◆ Goal: Filter the material down to the lines that contain the string "activities", and treat uppercase and lowercase letters as different.

Items listed in a dataset

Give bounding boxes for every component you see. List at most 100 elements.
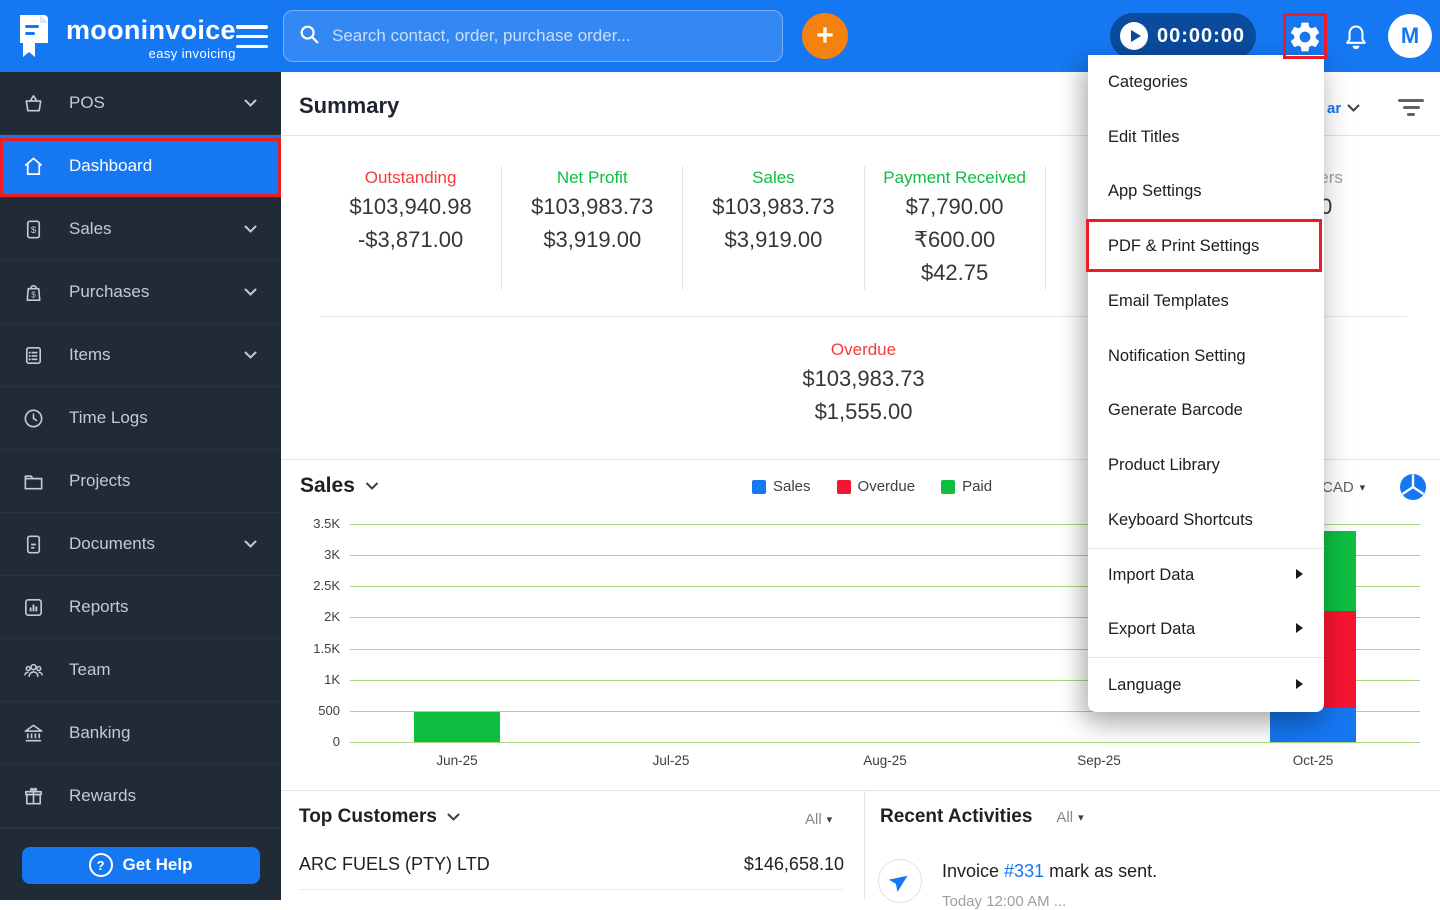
sidebar-item-label: Banking: [69, 723, 131, 742]
menu-item-keyboard-shortcuts[interactable]: Keyboard Shortcuts: [1088, 493, 1324, 548]
y-tick-label: 1.5K: [313, 640, 340, 656]
brand-logo[interactable]: mooninvoice easy invoicing: [14, 13, 236, 64]
top-customers-filter[interactable]: All ▾: [805, 811, 832, 828]
search-icon: [298, 23, 320, 50]
sidebar-item-label: Rewards: [69, 786, 137, 805]
get-help-button[interactable]: ? Get Help: [21, 846, 260, 884]
top-customers-header[interactable]: Top Customers: [299, 806, 460, 828]
metric-value: $3,919.00: [724, 227, 823, 252]
sidebar-item-label: Reports: [69, 597, 129, 616]
chevron-down-icon: [244, 219, 257, 239]
submenu-arrow-icon: [1295, 566, 1304, 585]
menu-item-edit-titles[interactable]: Edit Titles: [1088, 110, 1324, 165]
sidebar-item-purchases[interactable]: $ Purchases: [0, 261, 281, 324]
x-axis-label: Sep-25: [1077, 753, 1121, 768]
settings-gear-icon[interactable]: [1287, 19, 1323, 55]
recent-activities-title: Recent Activities: [880, 806, 1033, 827]
pie-chart-toggle-icon[interactable]: [1399, 473, 1427, 501]
sidebar-item-documents[interactable]: Documents: [0, 513, 281, 576]
metric-value: $42.75: [920, 260, 989, 285]
hamburger-menu-icon[interactable]: [236, 25, 268, 48]
brand-name: mooninvoice: [66, 15, 236, 45]
metric-value: $3,919.00: [543, 227, 642, 252]
menu-item-categories[interactable]: Categories: [1088, 55, 1324, 110]
bar-segment-paid-Jun-25[interactable]: [414, 712, 500, 742]
get-help-label: Get Help: [122, 855, 193, 874]
sidebar-item-sales[interactable]: $ Sales: [0, 198, 281, 261]
sidebar-item-projects[interactable]: Projects: [0, 450, 281, 513]
divider: [281, 790, 1440, 791]
filter-icon[interactable]: [1398, 99, 1424, 116]
customer-amount: $146,658.10: [743, 854, 844, 874]
legend-item-overdue: Overdue: [836, 478, 915, 495]
play-icon[interactable]: [1120, 22, 1148, 50]
avatar-initial: M: [1400, 23, 1420, 48]
menu-item-product-library[interactable]: Product Library: [1088, 438, 1324, 493]
menu-item-pdf-print-settings[interactable]: PDF & Print Settings: [1088, 219, 1324, 274]
metric-value: $103,983.73: [712, 194, 835, 219]
filter-label: All: [805, 811, 822, 828]
send-plane-icon: [878, 859, 922, 903]
metric-outstanding: Outstanding $103,940.98 -$3,871.00: [320, 166, 501, 290]
top-customer-row[interactable]: ARC FUELS (PTY) LTD $146,658.10: [299, 854, 844, 890]
sales-chart-title: Sales: [300, 474, 355, 497]
metric-sales: Sales $103,983.73 $3,919.00: [682, 166, 863, 290]
quick-add-button[interactable]: +: [802, 13, 848, 59]
divider: [864, 790, 865, 900]
menu-item-app-settings[interactable]: App Settings: [1088, 165, 1324, 220]
sidebar-item-label: Time Logs: [69, 408, 148, 427]
filter-label: All: [1056, 808, 1074, 826]
dashboard-page: mooninvoice easy invoicing + 00:00:00: [0, 0, 1440, 910]
search-input[interactable]: [330, 25, 768, 47]
menu-item-notification-setting[interactable]: Notification Setting: [1088, 329, 1324, 384]
activity-item[interactable]: Invoice #331 mark as sent. Today 12:00 A…: [878, 859, 1157, 910]
metric-value: -$3,871.00: [357, 227, 464, 252]
menu-item-generate-barcode[interactable]: Generate Barcode: [1088, 384, 1324, 439]
timer-widget[interactable]: 00:00:00: [1110, 13, 1256, 59]
sidebar-item-items[interactable]: Items: [0, 324, 281, 387]
sidebar-item-team[interactable]: Team: [0, 639, 281, 702]
y-tick-label: 2K: [324, 609, 340, 625]
sidebar-item-label: Documents: [69, 534, 155, 553]
chevron-down-icon: [447, 813, 460, 821]
brand-tagline: easy invoicing: [148, 46, 236, 61]
sidebar-nav: POS Dashboard $ Sales $ Purchases Items …: [0, 72, 281, 900]
chevron-down-icon: [1347, 104, 1360, 112]
notifications-bell-icon[interactable]: [1342, 21, 1370, 53]
period-label: ar: [1327, 100, 1342, 117]
chevron-down-icon: [244, 345, 257, 365]
sales-chart-header[interactable]: Sales: [300, 474, 379, 498]
menu-item-email-templates[interactable]: Email Templates: [1088, 274, 1324, 329]
currency-dropdown[interactable]: CAD ▾: [1322, 479, 1365, 496]
menu-item-export-data[interactable]: Export Data: [1088, 603, 1324, 658]
x-axis-label: Oct-25: [1292, 753, 1334, 768]
metric-net-profit: Net Profit $103,983.73 $3,919.00: [501, 166, 682, 290]
global-search[interactable]: [283, 10, 783, 62]
sidebar-item-label: Projects: [69, 471, 131, 490]
legend-swatch: [752, 479, 766, 494]
metric-value: ₹600.00: [913, 227, 996, 252]
sidebar-item-time-logs[interactable]: Time Logs: [0, 387, 281, 450]
bar-segment-sales-Oct-25[interactable]: [1270, 707, 1356, 742]
submenu-arrow-icon: [1295, 620, 1304, 639]
chevron-down-icon: [244, 282, 257, 302]
triangle-down-icon: ▾: [1078, 811, 1084, 824]
menu-item-language[interactable]: Language: [1088, 657, 1324, 712]
timer-value: 00:00:00: [1157, 24, 1246, 47]
sidebar-item-reports[interactable]: Reports: [0, 576, 281, 639]
x-axis-label: Jun-25: [436, 753, 478, 768]
question-mark-icon: ?: [88, 853, 113, 877]
sidebar-item-pos[interactable]: POS: [0, 72, 281, 135]
sidebar-item-rewards[interactable]: Rewards: [0, 765, 281, 828]
sidebar-item-label: Sales: [69, 219, 112, 238]
user-avatar[interactable]: M: [1388, 14, 1432, 58]
triangle-down-icon: ▾: [826, 814, 833, 826]
sidebar-item-dashboard[interactable]: Dashboard: [0, 135, 281, 198]
menu-item-import-data[interactable]: Import Data: [1088, 547, 1324, 603]
sidebar-item-banking[interactable]: Banking: [0, 702, 281, 765]
y-tick-label: 3.5K: [313, 516, 340, 531]
invoice-link[interactable]: #331: [1004, 861, 1044, 881]
period-dropdown[interactable]: ar: [1327, 100, 1360, 117]
metric-label: Net Profit: [556, 168, 628, 187]
recent-activities-filter[interactable]: All ▾: [1056, 809, 1083, 826]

◆ The answer:
recent-activities-title: Recent Activities: [880, 806, 1033, 827]
recent-activities-filter[interactable]: All ▾: [1056, 809, 1083, 826]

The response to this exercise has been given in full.